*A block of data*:
-=-=-

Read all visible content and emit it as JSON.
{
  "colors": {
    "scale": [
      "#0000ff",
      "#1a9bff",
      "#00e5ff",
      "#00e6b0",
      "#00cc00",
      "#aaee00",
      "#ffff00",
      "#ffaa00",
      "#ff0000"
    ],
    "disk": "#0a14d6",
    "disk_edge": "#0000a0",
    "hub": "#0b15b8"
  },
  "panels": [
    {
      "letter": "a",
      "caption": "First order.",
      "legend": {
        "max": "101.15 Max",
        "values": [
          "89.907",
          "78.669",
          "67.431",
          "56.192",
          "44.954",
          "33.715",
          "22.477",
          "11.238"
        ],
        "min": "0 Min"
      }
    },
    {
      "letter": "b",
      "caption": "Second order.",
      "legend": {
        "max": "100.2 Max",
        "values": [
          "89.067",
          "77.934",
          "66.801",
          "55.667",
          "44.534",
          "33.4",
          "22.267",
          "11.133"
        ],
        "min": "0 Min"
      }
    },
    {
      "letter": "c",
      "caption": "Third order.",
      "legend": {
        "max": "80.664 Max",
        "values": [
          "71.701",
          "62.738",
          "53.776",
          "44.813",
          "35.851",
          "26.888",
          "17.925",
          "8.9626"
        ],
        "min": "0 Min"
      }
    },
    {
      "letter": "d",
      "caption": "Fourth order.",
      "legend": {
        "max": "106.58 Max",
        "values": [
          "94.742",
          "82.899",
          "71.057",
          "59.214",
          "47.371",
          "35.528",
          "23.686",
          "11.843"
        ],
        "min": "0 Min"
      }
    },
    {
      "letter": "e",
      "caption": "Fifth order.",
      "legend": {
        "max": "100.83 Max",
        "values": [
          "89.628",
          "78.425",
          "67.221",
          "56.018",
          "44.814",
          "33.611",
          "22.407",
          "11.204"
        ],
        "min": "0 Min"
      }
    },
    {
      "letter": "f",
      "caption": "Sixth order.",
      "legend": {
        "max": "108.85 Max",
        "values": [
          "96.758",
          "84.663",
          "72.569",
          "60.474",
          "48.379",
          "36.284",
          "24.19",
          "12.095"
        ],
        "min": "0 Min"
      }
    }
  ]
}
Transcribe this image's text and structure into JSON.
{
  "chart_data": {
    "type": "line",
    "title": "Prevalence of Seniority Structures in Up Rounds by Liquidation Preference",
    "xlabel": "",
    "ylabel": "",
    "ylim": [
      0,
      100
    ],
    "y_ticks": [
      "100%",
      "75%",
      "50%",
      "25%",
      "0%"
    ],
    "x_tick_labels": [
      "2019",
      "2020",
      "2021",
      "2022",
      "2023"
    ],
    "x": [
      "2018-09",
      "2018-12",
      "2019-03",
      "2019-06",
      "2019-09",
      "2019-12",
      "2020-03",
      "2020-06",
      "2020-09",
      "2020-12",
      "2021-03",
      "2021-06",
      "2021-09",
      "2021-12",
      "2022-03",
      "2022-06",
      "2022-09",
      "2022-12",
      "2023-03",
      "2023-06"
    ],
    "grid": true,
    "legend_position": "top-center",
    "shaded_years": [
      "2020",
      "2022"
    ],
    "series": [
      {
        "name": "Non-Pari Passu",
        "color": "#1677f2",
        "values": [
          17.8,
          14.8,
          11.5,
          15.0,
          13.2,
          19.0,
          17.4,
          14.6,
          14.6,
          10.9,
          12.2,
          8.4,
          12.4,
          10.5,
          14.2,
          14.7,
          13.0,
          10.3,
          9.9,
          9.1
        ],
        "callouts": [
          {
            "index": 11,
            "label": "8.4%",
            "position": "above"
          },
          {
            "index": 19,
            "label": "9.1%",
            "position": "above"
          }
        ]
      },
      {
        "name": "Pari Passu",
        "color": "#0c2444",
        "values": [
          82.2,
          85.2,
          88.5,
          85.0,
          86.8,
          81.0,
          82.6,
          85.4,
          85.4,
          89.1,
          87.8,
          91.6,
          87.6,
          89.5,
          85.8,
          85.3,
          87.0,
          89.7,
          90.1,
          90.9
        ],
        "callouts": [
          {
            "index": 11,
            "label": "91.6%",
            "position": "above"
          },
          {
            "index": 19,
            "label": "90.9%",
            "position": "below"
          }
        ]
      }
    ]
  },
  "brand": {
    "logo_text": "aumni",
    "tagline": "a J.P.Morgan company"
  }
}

-=-=-

*WHAT THE EXERCISE ASKS*:
Output every record above exactly as it appears.

*OUTPUT BELOW*:
Read all visible content and emit it as JSON.
{
  "colors": {
    "scale": [
      "#0000ff",
      "#1a9bff",
      "#00e5ff",
      "#00e6b0",
      "#00cc00",
      "#aaee00",
      "#ffff00",
      "#ffaa00",
      "#ff0000"
    ],
    "disk": "#0a14d6",
    "disk_edge": "#0000a0",
    "hub": "#0b15b8"
  },
  "panels": [
    {
      "letter": "a",
      "caption": "First order.",
      "legend": {
        "max": "101.15 Max",
        "values": [
          "89.907",
          "78.669",
          "67.431",
          "56.192",
          "44.954",
          "33.715",
          "22.477",
          "11.238"
        ],
        "min": "0 Min"
      }
    },
    {
      "letter": "b",
      "caption": "Second order.",
      "legend": {
        "max": "100.2 Max",
        "values": [
          "89.067",
          "77.934",
          "66.801",
          "55.667",
          "44.534",
          "33.4",
          "22.267",
          "11.133"
        ],
        "min": "0 Min"
      }
    },
    {
      "letter": "c",
      "caption": "Third order.",
      "legend": {
        "max": "80.664 Max",
        "values": [
          "71.701",
          "62.738",
          "53.776",
          "44.813",
          "35.851",
          "26.888",
          "17.925",
          "8.9626"
        ],
        "min": "0 Min"
      }
    },
    {
      "letter": "d",
      "caption": "Fourth order.",
      "legend": {
        "max": "106.58 Max",
        "values": [
          "94.742",
          "82.899",
          "71.057",
          "59.214",
          "47.371",
          "35.528",
          "23.686",
          "11.843"
        ],
        "min": "0 Min"
      }
    },
    {
      "letter": "e",
      "caption": "Fifth order.",
      "legend": {
        "max": "100.83 Max",
        "values": [
          "89.628",
          "78.425",
          "67.221",
          "56.018",
          "44.814",
          "33.611",
          "22.407",
          "11.204"
        ],
        "min": "0 Min"
      }
    },
    {
      "letter": "f",
      "caption": "Sixth order.",
      "legend": {
        "max": "108.85 Max",
        "values": [
          "96.758",
          "84.663",
          "72.569",
          "60.474",
          "48.379",
          "36.284",
          "24.19",
          "12.095"
        ],
        "min": "0 Min"
      }
    }
  ]
}
Transcribe this image's text and structure into JSON.
{
  "chart_data": {
    "type": "line",
    "title": "Prevalence of Seniority Structures in Up Rounds by Liquidation Preference",
    "xlabel": "",
    "ylabel": "",
    "ylim": [
      0,
      100
    ],
    "y_ticks": [
      "100%",
      "75%",
      "50%",
      "25%",
      "0%"
    ],
    "x_tick_labels": [
      "2019",
      "2020",
      "2021",
      "2022",
      "2023"
    ],
    "x": [
      "2018-09",
      "2018-12",
      "2019-03",
      "2019-06",
      "2019-09",
      "2019-12",
      "2020-03",
      "2020-06",
      "2020-09",
      "2020-12",
      "2021-03",
      "2021-06",
      "2021-09",
      "2021-12",
      "2022-03",
      "2022-06",
      "2022-09",
      "2022-12",
      "2023-03",
      "2023-06"
    ],
    "grid": true,
    "legend_position": "top-center",
    "shaded_years": [
      "2020",
      "2022"
    ],
    "series": [
      {
        "name": "Non-Pari Passu",
        "color": "#1677f2",
        "values": [
          17.8,
          14.8,
          11.5,
          15.0,
          13.2,
          19.0,
          17.4,
          14.6,
          14.6,
          10.9,
          12.2,
          8.4,
          12.4,
          10.5,
          14.2,
          14.7,
          13.0,
          10.3,
          9.9,
          9.1
        ],
        "callouts": [
          {
            "index": 11,
            "label": "8.4%",
            "position": "above"
          },
          {
            "index": 19,
            "label": "9.1%",
            "position": "above"
          }
        ]
      },
      {
        "name": "Pari Passu",
        "color": "#0c2444",
        "values": [
          82.2,
          85.2,
          88.5,
          85.0,
          86.8,
          81.0,
          82.6,
          85.4,
          85.4,
          89.1,
          87.8,
          91.6,
          87.6,
          89.5,
          85.8,
          85.3,
          87.0,
          89.7,
          90.1,
          90.9
        ],
        "callouts": [
          {
            "index": 11,
            "label": "91.6%",
            "position": "above"
          },
          {
            "index": 19,
            "label": "90.9%",
            "position": "below"
          }
        ]
      }
    ]
  },
  "brand": {
    "logo_text": "aumni",
    "tagline": "a J.P.Morgan company"
  }
}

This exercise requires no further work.